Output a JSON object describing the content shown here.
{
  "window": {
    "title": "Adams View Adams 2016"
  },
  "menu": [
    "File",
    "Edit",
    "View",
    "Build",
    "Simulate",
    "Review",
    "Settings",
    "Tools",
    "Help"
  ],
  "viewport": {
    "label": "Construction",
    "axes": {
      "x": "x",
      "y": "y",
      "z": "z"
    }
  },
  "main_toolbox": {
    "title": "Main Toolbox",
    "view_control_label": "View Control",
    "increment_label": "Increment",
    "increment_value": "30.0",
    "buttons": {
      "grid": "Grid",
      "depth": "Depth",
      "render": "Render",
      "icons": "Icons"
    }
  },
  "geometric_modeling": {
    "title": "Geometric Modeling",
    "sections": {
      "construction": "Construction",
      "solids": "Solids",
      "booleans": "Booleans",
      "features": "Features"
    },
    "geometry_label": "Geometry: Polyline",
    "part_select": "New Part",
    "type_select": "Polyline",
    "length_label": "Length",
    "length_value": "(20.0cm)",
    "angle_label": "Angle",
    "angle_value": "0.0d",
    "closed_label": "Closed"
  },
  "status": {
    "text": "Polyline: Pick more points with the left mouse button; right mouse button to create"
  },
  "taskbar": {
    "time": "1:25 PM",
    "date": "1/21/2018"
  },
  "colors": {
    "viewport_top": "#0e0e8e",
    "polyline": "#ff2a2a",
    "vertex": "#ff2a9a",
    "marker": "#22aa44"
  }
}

◆ WRITTEN EXERCISE ◆
Write out every entry exactly as given.

◆ RESULT OF THE TASK ◆
Output a JSON object describing the content shown here.
{
  "window": {
    "title": "Adams View Adams 2016"
  },
  "menu": [
    "File",
    "Edit",
    "View",
    "Build",
    "Simulate",
    "Review",
    "Settings",
    "Tools",
    "Help"
  ],
  "viewport": {
    "label": "Construction",
    "axes": {
      "x": "x",
      "y": "y",
      "z": "z"
    }
  },
  "main_toolbox": {
    "title": "Main Toolbox",
    "view_control_label": "View Control",
    "increment_label": "Increment",
    "increment_value": "30.0",
    "buttons": {
      "grid": "Grid",
      "depth": "Depth",
      "render": "Render",
      "icons": "Icons"
    }
  },
  "geometric_modeling": {
    "title": "Geometric Modeling",
    "sections": {
      "construction": "Construction",
      "solids": "Solids",
      "booleans": "Booleans",
      "features": "Features"
    },
    "geometry_label": "Geometry: Polyline",
    "part_select": "New Part",
    "type_select": "Polyline",
    "length_label": "Length",
    "length_value": "(20.0cm)",
    "angle_label": "Angle",
    "angle_value": "0.0d",
    "closed_label": "Closed"
  },
  "status": {
    "text": "Polyline: Pick more points with the left mouse button; right mouse button to create"
  },
  "taskbar": {
    "time": "1:25 PM",
    "date": "1/21/2018"
  },
  "colors": {
    "viewport_top": "#0e0e8e",
    "polyline": "#ff2a2a",
    "vertex": "#ff2a9a",
    "marker": "#22aa44"
  }
}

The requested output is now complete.